[WHAT THE TASK ASKS] State the number of lines that include the string "mailto", and write nothing else.

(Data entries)
--

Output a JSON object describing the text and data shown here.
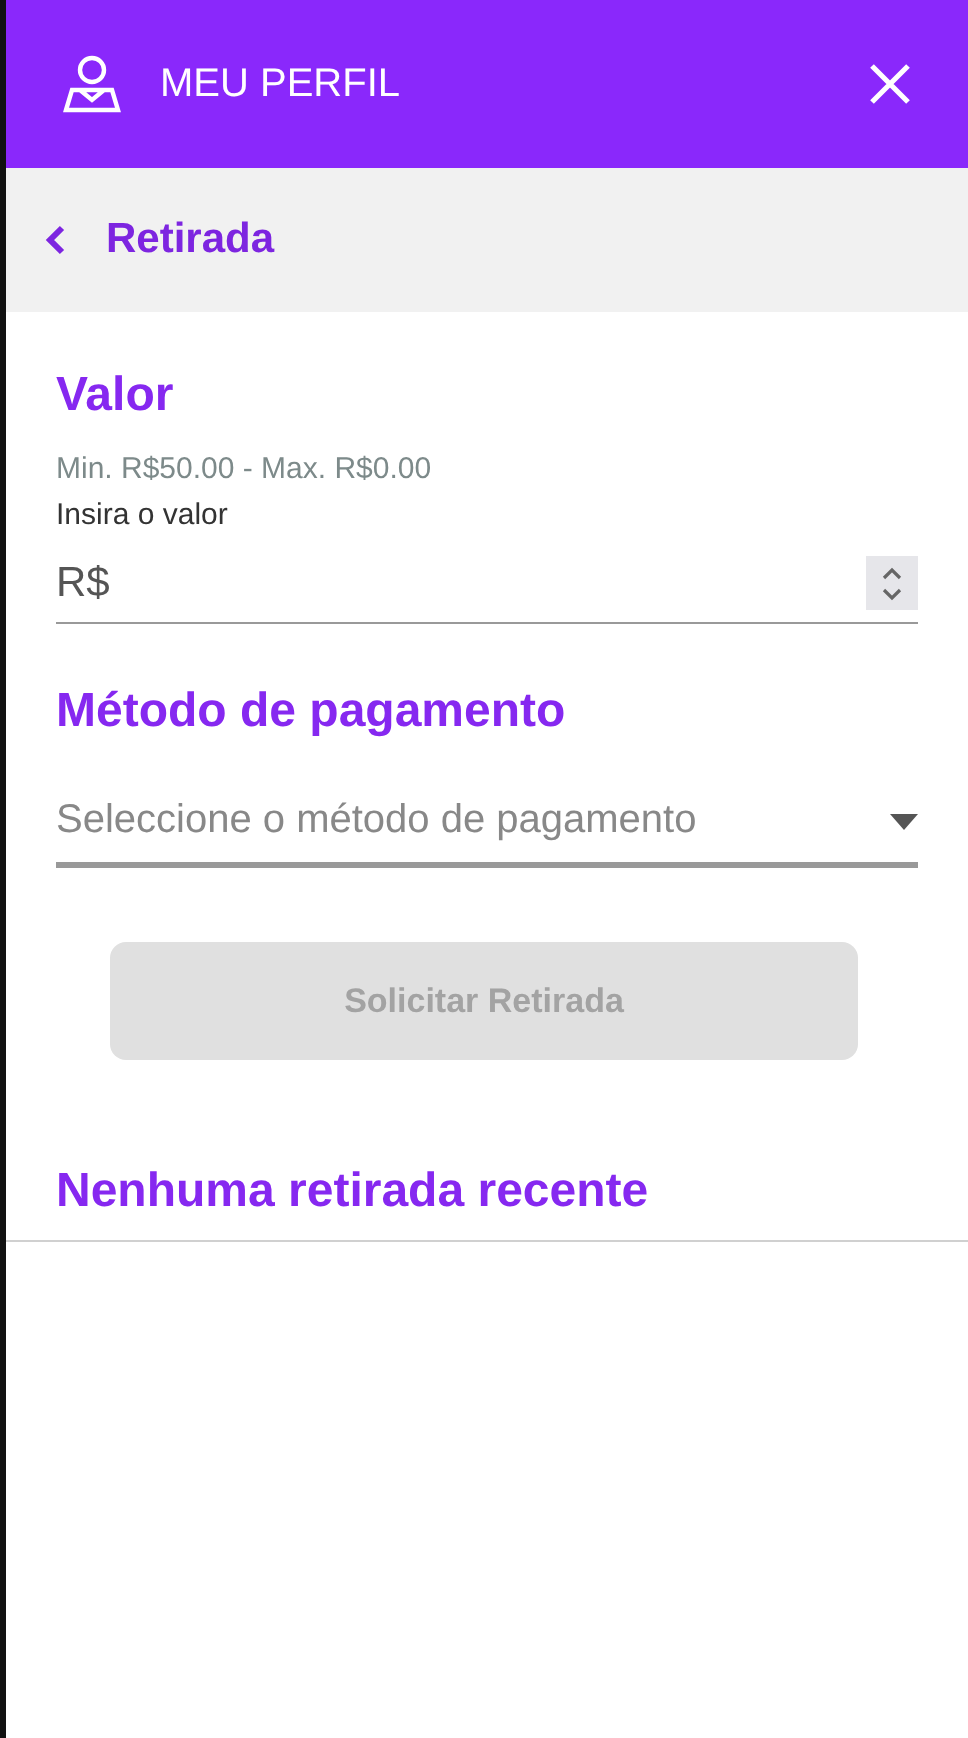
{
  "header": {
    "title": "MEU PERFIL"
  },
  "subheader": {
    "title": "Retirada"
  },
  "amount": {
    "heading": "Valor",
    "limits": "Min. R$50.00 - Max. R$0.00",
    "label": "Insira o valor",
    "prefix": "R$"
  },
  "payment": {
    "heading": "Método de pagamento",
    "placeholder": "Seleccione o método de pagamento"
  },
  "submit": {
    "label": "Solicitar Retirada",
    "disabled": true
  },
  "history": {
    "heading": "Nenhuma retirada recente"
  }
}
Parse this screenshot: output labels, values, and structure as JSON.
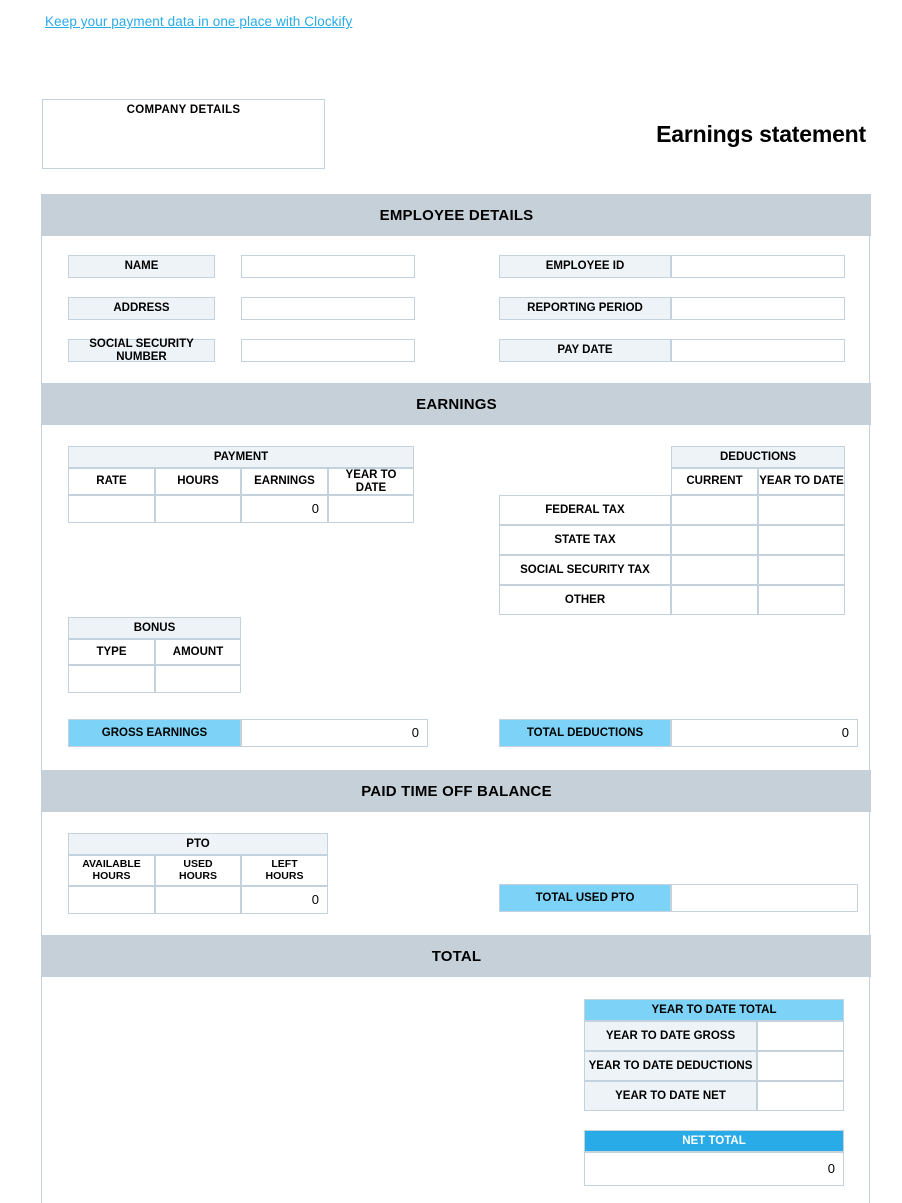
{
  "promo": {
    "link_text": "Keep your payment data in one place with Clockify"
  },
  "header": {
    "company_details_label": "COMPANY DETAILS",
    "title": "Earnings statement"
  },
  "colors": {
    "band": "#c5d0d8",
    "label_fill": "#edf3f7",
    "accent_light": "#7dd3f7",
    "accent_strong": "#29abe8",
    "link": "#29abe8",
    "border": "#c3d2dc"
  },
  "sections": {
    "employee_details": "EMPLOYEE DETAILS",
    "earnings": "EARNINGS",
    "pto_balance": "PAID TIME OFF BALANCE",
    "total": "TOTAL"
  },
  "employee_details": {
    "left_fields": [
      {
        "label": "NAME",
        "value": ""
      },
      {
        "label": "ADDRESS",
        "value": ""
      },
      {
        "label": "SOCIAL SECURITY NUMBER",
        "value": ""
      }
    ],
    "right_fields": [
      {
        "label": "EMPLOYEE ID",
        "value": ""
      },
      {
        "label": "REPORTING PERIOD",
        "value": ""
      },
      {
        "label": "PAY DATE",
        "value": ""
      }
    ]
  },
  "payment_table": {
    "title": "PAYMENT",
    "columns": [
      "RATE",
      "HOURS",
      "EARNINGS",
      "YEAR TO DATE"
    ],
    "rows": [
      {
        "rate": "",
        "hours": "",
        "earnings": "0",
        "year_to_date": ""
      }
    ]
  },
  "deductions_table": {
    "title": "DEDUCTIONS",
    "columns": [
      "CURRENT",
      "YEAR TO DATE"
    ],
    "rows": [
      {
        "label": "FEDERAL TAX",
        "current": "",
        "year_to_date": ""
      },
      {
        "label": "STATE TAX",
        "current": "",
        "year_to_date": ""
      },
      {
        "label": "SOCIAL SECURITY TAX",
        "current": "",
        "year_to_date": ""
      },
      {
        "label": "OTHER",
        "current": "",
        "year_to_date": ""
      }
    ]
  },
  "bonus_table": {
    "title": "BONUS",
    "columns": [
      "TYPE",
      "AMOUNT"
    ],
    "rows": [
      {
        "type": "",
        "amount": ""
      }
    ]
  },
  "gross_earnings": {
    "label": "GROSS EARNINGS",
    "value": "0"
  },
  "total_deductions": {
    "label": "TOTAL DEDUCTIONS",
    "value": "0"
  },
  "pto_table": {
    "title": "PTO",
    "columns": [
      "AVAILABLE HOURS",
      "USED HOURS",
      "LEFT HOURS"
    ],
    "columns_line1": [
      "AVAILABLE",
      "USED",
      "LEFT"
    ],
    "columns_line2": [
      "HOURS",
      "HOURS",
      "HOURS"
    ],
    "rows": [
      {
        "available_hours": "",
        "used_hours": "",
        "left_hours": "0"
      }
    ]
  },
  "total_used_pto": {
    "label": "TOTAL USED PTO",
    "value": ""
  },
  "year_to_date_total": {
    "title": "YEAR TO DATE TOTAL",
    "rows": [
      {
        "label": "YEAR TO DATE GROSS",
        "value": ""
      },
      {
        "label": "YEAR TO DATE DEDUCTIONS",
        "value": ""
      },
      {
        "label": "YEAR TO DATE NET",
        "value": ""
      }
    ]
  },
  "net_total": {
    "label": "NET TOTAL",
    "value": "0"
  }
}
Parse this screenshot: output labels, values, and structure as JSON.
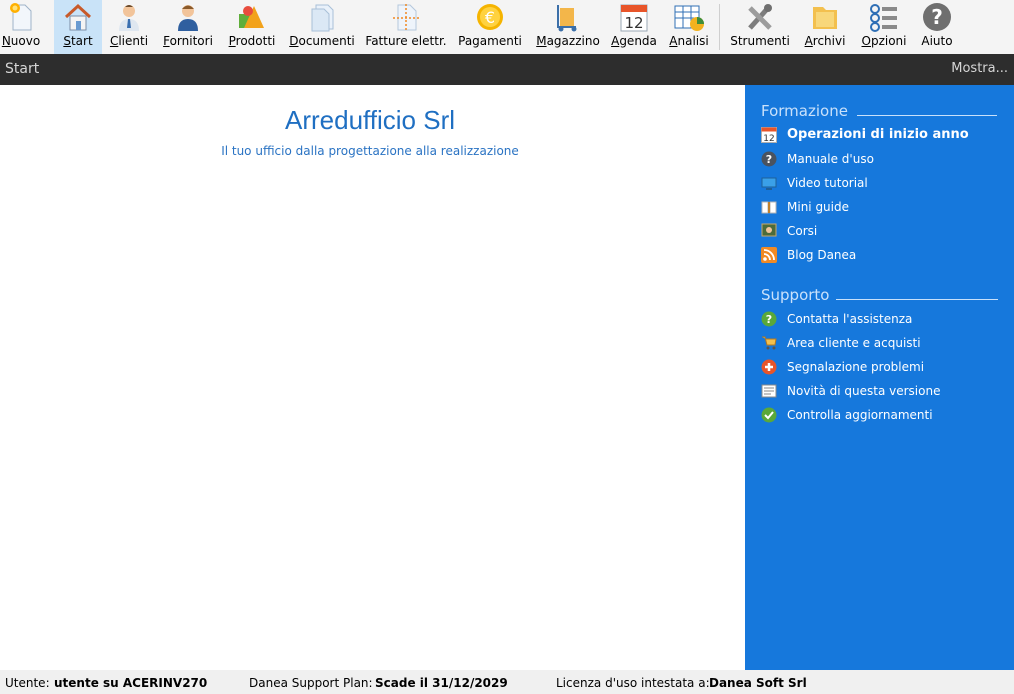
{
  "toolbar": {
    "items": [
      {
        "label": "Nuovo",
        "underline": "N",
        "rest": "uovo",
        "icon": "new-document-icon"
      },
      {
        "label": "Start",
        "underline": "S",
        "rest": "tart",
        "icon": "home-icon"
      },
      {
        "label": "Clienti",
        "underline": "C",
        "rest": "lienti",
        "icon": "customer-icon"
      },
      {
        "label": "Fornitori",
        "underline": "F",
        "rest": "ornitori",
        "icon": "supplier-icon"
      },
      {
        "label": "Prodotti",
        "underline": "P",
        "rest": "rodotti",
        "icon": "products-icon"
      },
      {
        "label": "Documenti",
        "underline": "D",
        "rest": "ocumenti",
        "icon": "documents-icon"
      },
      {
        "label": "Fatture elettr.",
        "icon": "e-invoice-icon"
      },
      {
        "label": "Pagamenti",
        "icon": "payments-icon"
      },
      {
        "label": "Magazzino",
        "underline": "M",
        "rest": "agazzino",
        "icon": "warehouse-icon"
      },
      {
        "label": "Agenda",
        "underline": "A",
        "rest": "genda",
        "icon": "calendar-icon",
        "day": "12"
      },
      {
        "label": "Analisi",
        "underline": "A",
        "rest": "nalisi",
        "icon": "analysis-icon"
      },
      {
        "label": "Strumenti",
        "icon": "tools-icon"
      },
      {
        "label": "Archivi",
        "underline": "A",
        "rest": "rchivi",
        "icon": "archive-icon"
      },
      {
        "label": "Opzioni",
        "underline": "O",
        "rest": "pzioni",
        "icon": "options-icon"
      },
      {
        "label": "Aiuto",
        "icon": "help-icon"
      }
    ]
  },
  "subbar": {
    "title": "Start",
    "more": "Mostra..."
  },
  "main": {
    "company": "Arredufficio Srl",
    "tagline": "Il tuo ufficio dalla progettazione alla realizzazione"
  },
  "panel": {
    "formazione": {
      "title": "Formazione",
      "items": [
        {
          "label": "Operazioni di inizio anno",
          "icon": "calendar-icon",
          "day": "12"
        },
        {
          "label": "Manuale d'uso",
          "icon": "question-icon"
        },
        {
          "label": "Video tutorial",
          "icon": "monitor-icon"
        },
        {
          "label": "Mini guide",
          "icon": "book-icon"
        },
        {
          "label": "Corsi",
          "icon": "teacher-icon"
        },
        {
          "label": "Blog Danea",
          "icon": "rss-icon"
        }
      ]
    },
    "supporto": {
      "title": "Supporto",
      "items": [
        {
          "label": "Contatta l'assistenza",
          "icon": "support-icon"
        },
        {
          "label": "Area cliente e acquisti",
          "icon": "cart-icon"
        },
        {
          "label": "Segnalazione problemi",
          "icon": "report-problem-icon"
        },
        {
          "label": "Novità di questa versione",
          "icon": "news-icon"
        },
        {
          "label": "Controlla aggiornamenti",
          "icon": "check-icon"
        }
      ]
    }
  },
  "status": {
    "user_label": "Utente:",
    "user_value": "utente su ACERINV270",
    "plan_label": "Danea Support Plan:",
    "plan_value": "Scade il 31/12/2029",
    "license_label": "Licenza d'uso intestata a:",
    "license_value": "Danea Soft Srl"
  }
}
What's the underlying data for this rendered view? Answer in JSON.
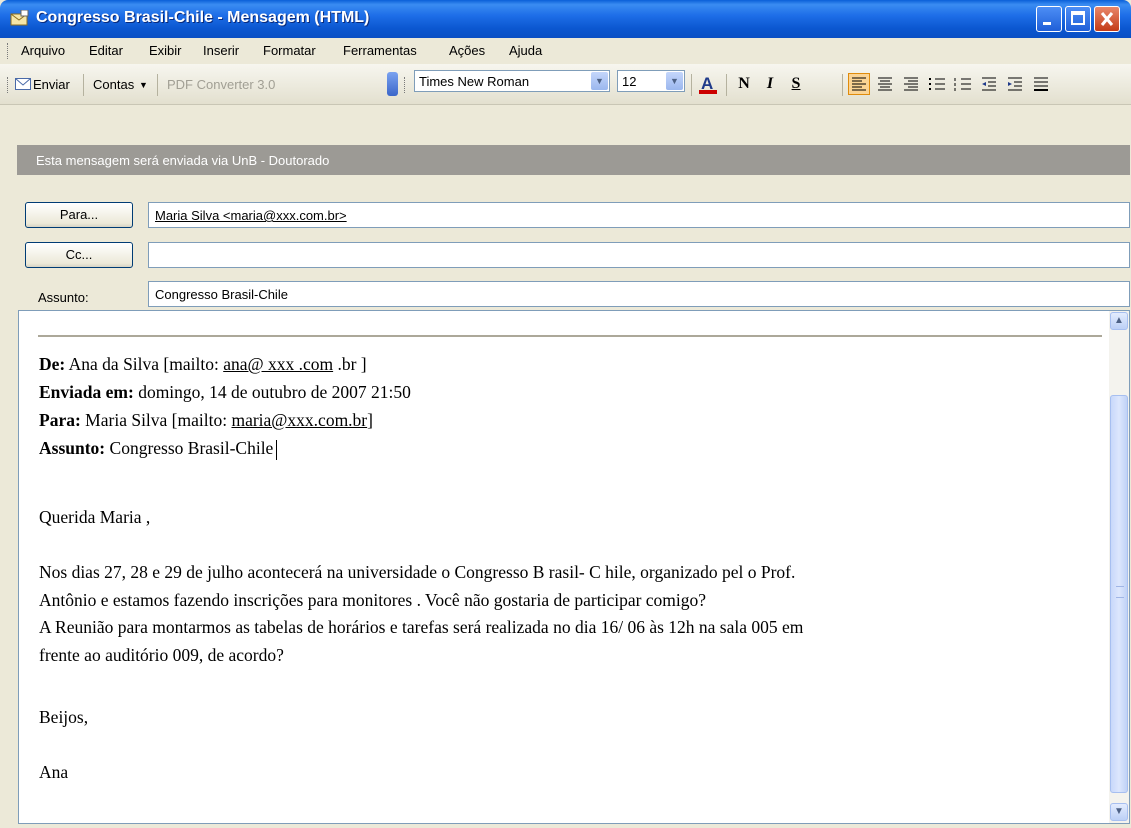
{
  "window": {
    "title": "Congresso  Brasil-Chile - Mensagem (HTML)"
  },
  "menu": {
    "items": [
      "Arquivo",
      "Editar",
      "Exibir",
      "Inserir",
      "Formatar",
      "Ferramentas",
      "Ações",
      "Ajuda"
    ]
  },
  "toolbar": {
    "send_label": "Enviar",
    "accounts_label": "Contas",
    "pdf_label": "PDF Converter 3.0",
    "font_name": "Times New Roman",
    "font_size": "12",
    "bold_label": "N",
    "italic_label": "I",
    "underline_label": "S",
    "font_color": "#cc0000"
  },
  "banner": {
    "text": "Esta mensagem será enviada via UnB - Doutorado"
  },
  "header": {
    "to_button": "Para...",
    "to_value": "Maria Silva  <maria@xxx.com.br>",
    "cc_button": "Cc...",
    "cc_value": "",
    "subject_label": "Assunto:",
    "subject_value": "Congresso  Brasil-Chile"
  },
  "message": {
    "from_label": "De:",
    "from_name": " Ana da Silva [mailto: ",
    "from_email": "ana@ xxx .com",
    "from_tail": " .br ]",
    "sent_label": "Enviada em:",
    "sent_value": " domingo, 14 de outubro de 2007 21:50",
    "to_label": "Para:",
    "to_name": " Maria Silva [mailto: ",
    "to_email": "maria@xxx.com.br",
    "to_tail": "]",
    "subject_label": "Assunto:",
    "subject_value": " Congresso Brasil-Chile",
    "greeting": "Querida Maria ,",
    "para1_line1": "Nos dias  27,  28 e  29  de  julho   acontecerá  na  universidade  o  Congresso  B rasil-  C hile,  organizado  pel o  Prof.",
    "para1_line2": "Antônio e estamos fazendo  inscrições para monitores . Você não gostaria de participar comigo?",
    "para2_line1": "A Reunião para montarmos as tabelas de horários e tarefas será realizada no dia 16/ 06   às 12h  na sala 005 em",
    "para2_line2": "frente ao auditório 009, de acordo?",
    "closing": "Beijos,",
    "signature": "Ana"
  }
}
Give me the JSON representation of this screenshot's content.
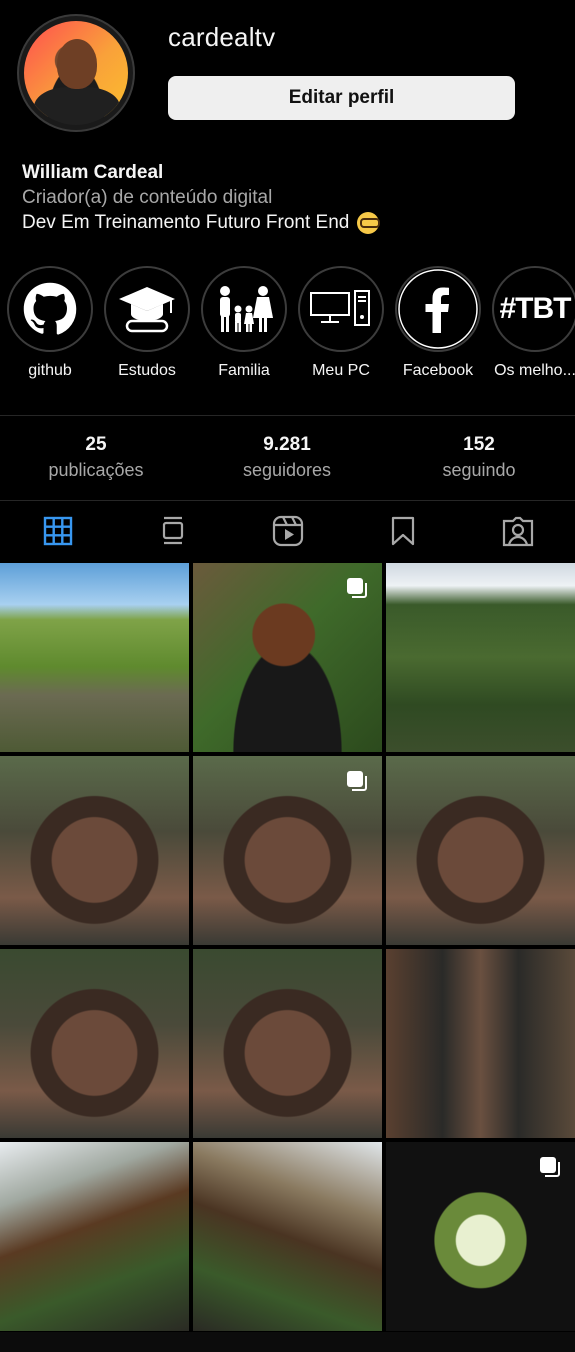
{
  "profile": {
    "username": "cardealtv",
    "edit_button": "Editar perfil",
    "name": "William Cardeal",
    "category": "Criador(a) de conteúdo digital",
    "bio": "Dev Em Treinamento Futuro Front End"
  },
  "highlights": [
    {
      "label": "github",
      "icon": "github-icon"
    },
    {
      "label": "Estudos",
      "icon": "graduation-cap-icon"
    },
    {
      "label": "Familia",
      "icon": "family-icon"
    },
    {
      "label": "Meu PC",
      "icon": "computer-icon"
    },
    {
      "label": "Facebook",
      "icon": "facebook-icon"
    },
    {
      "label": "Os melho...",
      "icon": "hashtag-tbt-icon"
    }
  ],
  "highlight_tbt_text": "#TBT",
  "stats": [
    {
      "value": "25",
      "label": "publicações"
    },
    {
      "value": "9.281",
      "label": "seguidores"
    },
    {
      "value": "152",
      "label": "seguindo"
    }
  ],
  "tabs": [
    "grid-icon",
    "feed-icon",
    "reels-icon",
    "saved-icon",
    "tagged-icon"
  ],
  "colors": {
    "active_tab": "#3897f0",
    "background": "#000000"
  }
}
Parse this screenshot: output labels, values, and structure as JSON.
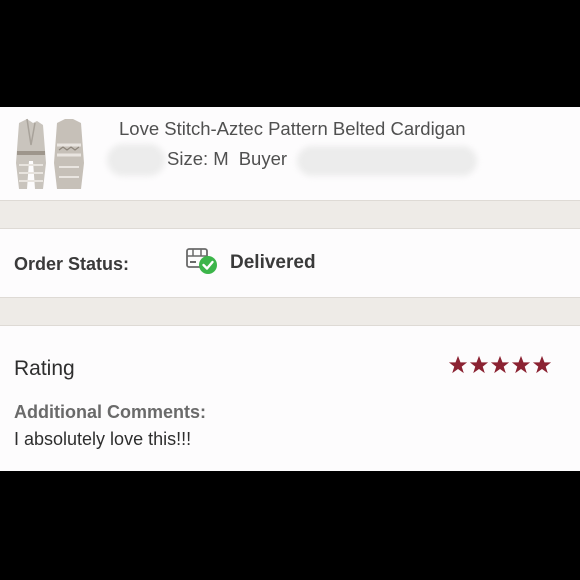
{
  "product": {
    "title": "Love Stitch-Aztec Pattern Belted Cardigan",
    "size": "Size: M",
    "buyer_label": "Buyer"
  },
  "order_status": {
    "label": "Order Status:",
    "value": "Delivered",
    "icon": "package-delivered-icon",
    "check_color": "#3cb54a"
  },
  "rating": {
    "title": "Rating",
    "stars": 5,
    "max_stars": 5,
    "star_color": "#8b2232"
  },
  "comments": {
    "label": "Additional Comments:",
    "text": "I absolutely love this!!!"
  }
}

--

[ANSWER] 2